**** SUPPLIED DATA

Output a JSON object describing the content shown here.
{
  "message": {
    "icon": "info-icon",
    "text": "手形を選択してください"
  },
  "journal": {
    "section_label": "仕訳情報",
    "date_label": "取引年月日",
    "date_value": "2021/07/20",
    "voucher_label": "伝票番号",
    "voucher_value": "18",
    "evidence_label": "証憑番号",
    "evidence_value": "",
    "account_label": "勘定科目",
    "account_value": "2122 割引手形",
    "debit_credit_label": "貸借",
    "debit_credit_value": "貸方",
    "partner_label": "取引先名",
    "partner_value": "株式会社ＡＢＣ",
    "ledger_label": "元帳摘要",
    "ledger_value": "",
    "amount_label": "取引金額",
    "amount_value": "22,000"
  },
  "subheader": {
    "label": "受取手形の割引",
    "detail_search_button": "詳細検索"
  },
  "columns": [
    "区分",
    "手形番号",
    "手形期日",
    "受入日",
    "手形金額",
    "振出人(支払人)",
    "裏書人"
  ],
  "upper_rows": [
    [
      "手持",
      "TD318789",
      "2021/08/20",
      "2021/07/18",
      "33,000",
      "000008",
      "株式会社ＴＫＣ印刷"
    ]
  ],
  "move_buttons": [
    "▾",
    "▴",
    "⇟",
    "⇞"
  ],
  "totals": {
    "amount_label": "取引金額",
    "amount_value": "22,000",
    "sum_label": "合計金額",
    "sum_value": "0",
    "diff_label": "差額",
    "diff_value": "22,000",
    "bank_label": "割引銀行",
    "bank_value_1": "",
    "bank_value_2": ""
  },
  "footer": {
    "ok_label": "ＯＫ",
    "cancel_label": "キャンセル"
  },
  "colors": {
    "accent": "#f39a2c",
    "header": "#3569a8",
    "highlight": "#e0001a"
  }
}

********

> [EXERCISE TASK]: Every entry should be printed again exactly as written.

> [CORRECT RESULT]:
Output a JSON object describing the content shown here.
{
  "message": {
    "icon": "info-icon",
    "text": "手形を選択してください"
  },
  "journal": {
    "section_label": "仕訳情報",
    "date_label": "取引年月日",
    "date_value": "2021/07/20",
    "voucher_label": "伝票番号",
    "voucher_value": "18",
    "evidence_label": "証憑番号",
    "evidence_value": "",
    "account_label": "勘定科目",
    "account_value": "2122 割引手形",
    "debit_credit_label": "貸借",
    "debit_credit_value": "貸方",
    "partner_label": "取引先名",
    "partner_value": "株式会社ＡＢＣ",
    "ledger_label": "元帳摘要",
    "ledger_value": "",
    "amount_label": "取引金額",
    "amount_value": "22,000"
  },
  "subheader": {
    "label": "受取手形の割引",
    "detail_search_button": "詳細検索"
  },
  "columns": [
    "区分",
    "手形番号",
    "手形期日",
    "受入日",
    "手形金額",
    "振出人(支払人)",
    "裏書人"
  ],
  "upper_rows": [
    [
      "手持",
      "TD318789",
      "2021/08/20",
      "2021/07/18",
      "33,000",
      "000008",
      "株式会社ＴＫＣ印刷"
    ]
  ],
  "move_buttons": [
    "▾",
    "▴",
    "⇟",
    "⇞"
  ],
  "totals": {
    "amount_label": "取引金額",
    "amount_value": "22,000",
    "sum_label": "合計金額",
    "sum_value": "0",
    "diff_label": "差額",
    "diff_value": "22,000",
    "bank_label": "割引銀行",
    "bank_value_1": "",
    "bank_value_2": ""
  },
  "footer": {
    "ok_label": "ＯＫ",
    "cancel_label": "キャンセル"
  },
  "colors": {
    "accent": "#f39a2c",
    "header": "#3569a8",
    "highlight": "#e0001a"
  }
}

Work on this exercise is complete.